Count how many lines in this material contain "Ratio". The answer is that number alone.

::::::::::

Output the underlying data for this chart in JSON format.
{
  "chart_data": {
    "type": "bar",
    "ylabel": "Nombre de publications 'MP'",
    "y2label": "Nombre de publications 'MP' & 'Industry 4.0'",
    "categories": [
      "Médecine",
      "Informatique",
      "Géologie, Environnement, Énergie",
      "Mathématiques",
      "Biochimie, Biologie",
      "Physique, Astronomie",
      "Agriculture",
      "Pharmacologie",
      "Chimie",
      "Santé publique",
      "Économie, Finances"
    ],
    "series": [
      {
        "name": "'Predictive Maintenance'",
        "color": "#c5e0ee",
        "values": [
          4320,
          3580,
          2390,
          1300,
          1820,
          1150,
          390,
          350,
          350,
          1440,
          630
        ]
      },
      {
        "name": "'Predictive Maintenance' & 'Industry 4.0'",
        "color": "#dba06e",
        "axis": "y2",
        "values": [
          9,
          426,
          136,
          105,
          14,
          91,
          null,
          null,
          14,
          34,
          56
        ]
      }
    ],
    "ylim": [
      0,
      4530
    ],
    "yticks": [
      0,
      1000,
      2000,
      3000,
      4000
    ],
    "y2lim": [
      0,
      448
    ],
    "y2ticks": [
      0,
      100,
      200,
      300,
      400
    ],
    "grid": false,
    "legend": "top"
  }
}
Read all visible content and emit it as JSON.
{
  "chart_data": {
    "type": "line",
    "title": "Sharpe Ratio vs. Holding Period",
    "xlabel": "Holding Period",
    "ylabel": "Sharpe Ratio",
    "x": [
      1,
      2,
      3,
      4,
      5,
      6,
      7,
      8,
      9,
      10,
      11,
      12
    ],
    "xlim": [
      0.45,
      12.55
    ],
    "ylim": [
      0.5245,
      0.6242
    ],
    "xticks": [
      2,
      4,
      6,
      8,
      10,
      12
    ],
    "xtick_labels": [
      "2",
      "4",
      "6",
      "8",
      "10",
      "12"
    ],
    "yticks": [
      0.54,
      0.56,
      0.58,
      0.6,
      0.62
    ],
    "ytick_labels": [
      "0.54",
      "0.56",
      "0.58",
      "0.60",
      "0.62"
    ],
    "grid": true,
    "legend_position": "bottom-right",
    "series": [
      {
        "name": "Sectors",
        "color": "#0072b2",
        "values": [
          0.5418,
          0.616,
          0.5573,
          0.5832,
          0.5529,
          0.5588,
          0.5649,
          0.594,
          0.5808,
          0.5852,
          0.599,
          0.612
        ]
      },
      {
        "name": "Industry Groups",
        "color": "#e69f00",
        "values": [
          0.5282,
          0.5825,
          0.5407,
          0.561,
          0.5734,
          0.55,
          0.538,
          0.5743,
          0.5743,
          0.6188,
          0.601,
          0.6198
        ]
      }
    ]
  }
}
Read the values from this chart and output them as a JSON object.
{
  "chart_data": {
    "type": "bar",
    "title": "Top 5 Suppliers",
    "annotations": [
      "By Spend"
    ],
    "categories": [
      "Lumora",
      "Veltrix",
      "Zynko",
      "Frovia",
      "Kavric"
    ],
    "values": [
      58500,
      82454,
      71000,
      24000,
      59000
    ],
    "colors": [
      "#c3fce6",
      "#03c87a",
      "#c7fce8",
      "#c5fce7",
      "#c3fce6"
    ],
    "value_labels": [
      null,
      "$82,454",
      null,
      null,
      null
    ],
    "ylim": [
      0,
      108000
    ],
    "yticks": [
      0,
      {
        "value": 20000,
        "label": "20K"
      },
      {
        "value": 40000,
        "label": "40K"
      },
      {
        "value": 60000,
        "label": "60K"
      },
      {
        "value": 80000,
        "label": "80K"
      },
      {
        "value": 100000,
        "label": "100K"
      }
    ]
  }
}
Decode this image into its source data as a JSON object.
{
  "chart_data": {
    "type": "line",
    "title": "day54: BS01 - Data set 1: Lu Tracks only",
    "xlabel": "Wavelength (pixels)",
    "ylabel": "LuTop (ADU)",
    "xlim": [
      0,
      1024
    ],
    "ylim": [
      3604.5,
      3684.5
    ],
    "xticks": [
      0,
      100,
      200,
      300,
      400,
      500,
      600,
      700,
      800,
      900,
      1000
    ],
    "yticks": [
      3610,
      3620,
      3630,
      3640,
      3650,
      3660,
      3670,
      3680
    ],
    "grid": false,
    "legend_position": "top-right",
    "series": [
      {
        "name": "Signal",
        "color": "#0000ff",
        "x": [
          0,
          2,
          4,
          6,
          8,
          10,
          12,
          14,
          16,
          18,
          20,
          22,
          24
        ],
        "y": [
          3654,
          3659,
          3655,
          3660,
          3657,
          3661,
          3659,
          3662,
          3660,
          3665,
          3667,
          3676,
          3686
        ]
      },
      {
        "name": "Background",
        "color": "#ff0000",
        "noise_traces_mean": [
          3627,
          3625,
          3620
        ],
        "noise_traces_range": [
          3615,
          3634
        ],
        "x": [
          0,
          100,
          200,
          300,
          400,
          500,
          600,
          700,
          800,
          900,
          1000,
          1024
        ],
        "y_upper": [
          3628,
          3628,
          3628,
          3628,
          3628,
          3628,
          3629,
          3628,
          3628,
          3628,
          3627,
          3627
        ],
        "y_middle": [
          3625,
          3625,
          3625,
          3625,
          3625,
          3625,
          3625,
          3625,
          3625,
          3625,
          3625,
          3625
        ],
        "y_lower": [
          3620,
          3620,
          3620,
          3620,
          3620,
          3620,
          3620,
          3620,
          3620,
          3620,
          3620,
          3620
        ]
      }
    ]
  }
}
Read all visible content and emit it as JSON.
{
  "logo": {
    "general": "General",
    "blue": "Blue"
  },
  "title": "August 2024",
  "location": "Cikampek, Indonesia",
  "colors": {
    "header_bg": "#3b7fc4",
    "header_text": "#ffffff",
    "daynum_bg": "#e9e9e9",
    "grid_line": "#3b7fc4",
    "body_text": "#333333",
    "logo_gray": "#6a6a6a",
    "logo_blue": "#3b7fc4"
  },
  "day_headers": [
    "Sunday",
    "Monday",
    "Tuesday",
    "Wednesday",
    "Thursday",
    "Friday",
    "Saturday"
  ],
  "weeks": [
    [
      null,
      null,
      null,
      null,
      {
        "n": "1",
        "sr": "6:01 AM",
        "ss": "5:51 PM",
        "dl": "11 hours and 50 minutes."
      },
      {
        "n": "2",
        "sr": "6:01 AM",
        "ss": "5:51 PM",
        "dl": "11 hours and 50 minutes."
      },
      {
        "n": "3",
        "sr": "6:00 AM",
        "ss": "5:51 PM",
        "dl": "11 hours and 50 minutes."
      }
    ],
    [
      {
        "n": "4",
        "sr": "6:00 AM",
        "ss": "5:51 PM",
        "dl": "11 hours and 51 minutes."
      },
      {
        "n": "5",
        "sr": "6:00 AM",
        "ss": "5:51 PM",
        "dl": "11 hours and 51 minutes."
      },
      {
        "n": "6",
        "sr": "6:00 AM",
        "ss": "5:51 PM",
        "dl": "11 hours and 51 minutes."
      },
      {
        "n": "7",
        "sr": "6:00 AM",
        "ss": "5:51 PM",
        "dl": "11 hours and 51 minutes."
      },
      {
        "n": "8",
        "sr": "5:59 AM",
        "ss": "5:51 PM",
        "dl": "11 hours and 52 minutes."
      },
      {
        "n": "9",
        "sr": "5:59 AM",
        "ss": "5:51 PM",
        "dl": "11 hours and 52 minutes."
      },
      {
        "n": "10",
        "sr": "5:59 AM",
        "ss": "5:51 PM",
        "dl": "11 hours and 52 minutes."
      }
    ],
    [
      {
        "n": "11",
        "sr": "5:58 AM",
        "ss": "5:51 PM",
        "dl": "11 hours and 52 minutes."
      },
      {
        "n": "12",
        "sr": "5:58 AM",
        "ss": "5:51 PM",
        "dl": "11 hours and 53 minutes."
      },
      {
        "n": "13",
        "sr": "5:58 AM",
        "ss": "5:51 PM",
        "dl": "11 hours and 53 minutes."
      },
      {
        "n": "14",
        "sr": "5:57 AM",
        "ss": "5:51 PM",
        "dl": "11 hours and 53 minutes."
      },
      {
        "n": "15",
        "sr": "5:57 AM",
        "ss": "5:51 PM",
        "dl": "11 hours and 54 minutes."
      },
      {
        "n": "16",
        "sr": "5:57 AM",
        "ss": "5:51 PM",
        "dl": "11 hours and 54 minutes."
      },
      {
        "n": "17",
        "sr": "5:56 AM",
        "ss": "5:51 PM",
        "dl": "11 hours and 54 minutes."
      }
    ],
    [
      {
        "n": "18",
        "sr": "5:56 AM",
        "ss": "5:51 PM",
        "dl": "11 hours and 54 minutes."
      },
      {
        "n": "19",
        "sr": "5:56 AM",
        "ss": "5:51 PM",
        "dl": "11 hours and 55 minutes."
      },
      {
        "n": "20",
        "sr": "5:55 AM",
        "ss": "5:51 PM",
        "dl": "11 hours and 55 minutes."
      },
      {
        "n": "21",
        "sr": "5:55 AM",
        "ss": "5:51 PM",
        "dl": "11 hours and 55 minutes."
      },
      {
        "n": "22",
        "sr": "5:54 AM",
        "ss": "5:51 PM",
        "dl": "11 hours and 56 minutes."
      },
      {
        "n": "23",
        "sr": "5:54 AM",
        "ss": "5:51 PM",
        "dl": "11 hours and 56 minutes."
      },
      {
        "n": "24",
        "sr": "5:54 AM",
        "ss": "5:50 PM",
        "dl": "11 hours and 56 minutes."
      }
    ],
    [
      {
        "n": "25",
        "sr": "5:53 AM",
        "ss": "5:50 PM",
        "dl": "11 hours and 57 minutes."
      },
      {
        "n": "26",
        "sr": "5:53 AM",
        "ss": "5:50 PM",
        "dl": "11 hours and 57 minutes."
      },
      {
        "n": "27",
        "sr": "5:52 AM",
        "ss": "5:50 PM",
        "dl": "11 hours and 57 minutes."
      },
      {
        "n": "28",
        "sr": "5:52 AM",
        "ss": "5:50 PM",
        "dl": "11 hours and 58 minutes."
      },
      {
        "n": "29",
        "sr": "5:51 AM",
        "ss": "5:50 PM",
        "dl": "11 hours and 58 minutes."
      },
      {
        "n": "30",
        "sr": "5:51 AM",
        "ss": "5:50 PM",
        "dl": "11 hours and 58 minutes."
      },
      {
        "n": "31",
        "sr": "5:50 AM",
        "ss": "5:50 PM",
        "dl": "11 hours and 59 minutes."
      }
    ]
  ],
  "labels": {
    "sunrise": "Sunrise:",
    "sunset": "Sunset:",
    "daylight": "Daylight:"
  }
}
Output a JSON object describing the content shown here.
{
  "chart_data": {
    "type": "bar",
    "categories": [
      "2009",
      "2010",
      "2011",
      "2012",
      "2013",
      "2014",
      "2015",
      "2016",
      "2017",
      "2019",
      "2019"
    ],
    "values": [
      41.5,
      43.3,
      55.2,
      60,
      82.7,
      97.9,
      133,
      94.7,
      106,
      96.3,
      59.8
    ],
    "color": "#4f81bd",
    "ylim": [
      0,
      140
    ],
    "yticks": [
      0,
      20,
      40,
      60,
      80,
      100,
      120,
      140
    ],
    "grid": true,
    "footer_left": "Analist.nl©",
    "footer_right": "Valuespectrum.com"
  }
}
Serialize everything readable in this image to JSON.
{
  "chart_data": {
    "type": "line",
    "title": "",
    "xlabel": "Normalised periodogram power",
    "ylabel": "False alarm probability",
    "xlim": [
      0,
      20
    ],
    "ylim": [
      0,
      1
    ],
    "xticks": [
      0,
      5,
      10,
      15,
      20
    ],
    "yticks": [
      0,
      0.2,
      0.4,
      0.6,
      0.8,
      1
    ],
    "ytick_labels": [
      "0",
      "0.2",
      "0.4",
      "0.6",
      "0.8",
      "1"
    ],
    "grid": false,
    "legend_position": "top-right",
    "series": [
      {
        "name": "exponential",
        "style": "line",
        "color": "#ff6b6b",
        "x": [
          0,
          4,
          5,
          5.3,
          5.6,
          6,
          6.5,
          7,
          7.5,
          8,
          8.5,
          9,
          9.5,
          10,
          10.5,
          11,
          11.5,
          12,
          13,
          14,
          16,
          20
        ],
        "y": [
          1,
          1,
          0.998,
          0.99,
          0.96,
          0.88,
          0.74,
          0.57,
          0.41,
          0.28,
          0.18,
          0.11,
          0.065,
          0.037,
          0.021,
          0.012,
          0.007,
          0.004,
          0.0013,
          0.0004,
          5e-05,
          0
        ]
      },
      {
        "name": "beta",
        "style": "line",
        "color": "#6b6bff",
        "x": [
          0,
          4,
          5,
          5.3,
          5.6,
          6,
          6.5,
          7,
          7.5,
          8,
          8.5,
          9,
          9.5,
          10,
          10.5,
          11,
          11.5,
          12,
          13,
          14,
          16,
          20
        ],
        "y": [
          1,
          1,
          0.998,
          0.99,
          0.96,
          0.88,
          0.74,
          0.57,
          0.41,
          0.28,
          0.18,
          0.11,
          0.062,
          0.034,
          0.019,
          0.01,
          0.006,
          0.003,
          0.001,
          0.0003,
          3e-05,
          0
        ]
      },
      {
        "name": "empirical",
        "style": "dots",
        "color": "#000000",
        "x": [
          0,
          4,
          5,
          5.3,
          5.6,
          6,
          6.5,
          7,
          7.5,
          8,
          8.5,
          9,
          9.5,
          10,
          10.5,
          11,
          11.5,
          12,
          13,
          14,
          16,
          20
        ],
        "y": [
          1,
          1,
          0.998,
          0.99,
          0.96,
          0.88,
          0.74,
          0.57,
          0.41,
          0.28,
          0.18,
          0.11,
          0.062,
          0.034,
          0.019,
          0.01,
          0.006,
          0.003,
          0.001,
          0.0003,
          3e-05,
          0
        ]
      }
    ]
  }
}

::::::::::

* The completed task
2